__Records supplied__.

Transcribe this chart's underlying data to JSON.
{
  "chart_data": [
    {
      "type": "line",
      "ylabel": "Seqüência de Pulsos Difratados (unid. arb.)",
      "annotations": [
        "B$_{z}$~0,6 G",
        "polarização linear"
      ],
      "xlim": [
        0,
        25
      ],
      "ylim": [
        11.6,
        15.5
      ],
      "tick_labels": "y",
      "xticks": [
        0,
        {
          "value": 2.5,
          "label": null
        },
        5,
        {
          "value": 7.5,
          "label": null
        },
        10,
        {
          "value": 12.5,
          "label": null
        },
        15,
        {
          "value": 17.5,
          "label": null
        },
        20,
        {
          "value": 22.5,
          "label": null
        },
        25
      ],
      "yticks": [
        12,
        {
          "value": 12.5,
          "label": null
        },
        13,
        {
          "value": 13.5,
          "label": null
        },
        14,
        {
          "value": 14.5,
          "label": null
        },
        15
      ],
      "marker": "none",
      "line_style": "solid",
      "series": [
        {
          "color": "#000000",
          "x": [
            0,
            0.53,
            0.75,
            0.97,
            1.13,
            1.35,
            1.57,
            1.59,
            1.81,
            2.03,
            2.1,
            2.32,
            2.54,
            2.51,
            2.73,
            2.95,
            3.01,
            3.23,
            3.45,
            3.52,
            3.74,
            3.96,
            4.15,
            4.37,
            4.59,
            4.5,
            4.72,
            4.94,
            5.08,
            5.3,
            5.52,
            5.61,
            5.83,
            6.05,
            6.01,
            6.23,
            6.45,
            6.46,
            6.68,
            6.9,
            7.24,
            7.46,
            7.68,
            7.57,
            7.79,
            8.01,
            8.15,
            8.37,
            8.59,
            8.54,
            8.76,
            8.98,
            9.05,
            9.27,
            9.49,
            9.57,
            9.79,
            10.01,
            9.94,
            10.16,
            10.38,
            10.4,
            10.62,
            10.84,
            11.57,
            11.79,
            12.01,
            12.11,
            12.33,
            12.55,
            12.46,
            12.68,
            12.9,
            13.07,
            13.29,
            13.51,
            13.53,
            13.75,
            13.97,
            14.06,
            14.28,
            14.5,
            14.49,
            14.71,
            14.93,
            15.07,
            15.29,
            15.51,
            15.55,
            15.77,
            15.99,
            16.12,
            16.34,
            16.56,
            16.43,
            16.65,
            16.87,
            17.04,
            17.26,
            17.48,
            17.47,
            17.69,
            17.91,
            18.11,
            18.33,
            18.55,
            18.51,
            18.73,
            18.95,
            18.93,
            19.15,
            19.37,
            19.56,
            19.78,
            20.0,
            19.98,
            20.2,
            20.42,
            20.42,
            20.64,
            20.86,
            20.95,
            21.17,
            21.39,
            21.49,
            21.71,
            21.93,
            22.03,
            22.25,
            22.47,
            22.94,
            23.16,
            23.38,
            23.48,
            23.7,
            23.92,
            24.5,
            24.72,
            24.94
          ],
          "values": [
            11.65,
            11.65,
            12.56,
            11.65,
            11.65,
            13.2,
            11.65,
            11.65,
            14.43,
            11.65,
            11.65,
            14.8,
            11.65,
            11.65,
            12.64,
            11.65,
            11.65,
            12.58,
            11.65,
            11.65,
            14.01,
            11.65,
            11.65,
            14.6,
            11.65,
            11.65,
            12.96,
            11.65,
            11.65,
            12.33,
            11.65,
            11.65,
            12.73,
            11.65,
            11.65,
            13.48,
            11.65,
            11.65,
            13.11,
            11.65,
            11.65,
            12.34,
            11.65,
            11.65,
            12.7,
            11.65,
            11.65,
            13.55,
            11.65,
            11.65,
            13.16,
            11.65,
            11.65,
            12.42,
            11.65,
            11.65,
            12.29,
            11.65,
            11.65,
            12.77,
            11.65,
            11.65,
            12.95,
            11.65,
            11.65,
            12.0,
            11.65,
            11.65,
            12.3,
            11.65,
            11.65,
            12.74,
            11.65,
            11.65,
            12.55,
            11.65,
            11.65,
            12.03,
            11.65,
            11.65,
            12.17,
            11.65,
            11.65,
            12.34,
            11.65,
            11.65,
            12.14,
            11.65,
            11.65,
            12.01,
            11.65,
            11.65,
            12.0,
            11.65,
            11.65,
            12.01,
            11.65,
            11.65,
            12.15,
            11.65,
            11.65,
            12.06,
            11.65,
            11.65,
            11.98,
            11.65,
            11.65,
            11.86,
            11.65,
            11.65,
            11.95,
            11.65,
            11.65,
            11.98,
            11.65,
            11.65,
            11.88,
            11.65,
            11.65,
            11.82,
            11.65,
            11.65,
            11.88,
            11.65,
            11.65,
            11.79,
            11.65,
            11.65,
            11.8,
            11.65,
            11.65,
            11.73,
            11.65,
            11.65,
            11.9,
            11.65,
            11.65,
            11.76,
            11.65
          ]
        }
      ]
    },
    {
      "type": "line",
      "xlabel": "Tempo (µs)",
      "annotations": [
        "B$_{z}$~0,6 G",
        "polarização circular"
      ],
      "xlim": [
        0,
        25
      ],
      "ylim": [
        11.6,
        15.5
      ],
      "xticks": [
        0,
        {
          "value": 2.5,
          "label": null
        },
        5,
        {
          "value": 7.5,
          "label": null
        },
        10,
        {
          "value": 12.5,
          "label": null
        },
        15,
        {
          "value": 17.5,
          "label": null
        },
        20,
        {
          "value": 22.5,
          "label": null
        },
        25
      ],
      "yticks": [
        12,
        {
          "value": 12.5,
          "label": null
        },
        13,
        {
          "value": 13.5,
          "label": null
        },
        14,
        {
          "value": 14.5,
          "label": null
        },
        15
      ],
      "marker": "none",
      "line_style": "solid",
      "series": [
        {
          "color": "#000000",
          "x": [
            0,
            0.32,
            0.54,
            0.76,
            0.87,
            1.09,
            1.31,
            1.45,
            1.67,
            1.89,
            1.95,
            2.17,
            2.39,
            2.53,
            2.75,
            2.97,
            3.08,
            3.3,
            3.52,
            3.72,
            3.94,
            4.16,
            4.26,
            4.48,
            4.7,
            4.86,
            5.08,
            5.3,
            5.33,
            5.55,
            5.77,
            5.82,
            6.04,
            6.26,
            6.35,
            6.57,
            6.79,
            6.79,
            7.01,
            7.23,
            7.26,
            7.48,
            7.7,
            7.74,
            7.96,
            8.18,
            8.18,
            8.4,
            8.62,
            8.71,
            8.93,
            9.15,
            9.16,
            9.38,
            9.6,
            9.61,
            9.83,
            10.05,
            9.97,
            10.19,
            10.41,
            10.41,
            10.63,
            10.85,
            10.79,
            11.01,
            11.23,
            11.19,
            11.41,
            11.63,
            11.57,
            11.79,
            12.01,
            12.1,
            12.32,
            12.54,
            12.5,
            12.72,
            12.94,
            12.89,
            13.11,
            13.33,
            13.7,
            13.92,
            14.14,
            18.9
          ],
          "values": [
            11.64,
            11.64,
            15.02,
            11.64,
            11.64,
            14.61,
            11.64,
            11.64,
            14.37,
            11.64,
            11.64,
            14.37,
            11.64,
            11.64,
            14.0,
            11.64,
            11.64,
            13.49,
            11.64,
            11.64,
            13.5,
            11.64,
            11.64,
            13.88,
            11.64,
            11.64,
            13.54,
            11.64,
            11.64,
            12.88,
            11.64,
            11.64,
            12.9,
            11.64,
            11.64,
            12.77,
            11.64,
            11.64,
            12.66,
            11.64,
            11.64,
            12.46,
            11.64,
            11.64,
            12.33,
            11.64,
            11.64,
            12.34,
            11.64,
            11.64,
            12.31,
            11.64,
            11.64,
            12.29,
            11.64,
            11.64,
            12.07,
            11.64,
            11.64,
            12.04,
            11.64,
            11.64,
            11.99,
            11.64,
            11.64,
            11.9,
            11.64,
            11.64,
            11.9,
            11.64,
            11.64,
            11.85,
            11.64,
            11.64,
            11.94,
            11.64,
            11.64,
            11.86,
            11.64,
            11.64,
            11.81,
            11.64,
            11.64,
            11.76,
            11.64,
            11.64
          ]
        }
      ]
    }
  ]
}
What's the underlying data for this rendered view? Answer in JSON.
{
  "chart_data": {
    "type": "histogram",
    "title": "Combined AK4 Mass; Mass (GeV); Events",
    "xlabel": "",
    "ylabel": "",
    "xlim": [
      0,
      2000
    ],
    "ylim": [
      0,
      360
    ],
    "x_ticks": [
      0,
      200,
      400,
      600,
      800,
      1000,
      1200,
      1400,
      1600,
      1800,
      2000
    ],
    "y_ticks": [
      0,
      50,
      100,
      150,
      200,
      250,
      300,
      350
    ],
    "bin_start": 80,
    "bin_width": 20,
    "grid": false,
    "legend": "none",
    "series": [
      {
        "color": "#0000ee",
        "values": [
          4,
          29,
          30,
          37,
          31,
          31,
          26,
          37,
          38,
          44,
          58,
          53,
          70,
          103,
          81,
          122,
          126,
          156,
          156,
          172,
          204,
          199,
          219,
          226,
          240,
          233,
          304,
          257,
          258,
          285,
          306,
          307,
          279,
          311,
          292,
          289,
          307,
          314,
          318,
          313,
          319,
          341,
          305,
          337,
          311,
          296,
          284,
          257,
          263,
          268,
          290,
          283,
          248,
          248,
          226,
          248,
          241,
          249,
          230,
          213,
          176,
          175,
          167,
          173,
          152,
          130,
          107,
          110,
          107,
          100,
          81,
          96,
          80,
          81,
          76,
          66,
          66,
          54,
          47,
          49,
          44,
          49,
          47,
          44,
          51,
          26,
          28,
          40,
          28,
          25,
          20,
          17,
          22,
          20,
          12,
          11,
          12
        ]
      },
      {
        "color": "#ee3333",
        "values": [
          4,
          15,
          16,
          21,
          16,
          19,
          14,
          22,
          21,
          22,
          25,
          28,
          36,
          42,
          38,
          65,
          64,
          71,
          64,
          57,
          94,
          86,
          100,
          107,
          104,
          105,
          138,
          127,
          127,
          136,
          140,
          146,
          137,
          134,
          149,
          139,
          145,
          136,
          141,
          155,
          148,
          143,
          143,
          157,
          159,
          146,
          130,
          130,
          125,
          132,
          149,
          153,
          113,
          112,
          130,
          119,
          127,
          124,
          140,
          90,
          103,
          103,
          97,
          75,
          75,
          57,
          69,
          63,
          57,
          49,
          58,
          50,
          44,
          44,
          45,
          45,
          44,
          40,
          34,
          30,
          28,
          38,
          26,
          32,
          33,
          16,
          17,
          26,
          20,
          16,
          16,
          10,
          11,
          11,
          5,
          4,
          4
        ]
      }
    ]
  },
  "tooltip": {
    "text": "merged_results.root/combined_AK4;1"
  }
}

__Problem to solve__. Gather each line holding the string "ylabel".

__Response__.
      "ylabel": "Seqüência de Pulsos Difratados (unid. arb.)",
    "ylabel": "",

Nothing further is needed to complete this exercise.